__Aim__
Below are records to be output exactly, every one of them.

— BEGIN —

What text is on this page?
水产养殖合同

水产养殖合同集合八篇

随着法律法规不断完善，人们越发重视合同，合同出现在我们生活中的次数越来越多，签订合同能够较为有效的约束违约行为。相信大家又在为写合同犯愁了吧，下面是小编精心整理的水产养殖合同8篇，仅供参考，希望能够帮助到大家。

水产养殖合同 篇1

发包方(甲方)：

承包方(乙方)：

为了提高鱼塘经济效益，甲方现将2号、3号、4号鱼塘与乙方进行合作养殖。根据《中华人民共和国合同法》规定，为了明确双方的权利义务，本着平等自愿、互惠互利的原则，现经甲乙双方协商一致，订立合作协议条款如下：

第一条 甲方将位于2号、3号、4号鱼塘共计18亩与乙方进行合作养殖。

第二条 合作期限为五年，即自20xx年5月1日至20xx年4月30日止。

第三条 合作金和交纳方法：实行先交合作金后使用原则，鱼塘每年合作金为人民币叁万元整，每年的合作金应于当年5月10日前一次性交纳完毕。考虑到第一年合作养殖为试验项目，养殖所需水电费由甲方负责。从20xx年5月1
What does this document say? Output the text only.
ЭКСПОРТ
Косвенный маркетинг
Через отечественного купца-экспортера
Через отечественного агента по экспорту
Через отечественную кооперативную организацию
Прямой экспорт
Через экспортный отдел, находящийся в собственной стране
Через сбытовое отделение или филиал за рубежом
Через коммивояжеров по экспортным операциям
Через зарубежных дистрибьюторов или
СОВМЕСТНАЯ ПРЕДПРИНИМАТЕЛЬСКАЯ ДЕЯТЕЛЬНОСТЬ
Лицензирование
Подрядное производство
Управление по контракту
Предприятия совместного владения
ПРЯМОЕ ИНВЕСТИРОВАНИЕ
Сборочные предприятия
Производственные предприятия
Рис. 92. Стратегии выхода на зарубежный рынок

— END —

__Solution to the problem__
What text is on this page?
水产养殖合同

水产养殖合同集合八篇

随着法律法规不断完善，人们越发重视合同，合同出现在我们生活中的次数越来越多，签订合同能够较为有效的约束违约行为。相信大家又在为写合同犯愁了吧，下面是小编精心整理的水产养殖合同8篇，仅供参考，希望能够帮助到大家。

水产养殖合同 篇1

发包方(甲方)：

承包方(乙方)：

为了提高鱼塘经济效益，甲方现将2号、3号、4号鱼塘与乙方进行合作养殖。根据《中华人民共和国合同法》规定，为了明确双方的权利义务，本着平等自愿、互惠互利的原则，现经甲乙双方协商一致，订立合作协议条款如下：

第一条 甲方将位于2号、3号、4号鱼塘共计18亩与乙方进行合作养殖。

第二条 合作期限为五年，即自20xx年5月1日至20xx年4月30日止。

第三条 合作金和交纳方法：实行先交合作金后使用原则，鱼塘每年合作金为人民币叁万元整，每年的合作金应于当年5月10日前一次性交纳完毕。考虑到第一年合作养殖为试验项目，养殖所需水电费由甲方负责。从20xx年5月1
What does this document say? Output the text only.
ЭКСПОРТ
Косвенный маркетинг
Через отечественного купца-экспортера
Через отечественного агента по экспорту
Через отечественную кооперативную организацию
Прямой экспорт
Через экспортный отдел, находящийся в собственной стране
Через сбытовое отделение или филиал за рубежом
Через коммивояжеров по экспортным операциям
Через зарубежных дистрибьюторов или
СОВМЕСТНАЯ ПРЕДПРИНИМАТЕЛЬСКАЯ ДЕЯТЕЛЬНОСТЬ
Лицензирование
Подрядное производство
Управление по контракту
Предприятия совместного владения
ПРЯМОЕ ИНВЕСТИРОВАНИЕ
Сборочные предприятия
Производственные предприятия
Рис. 92. Стратегии выхода на зарубежный рынок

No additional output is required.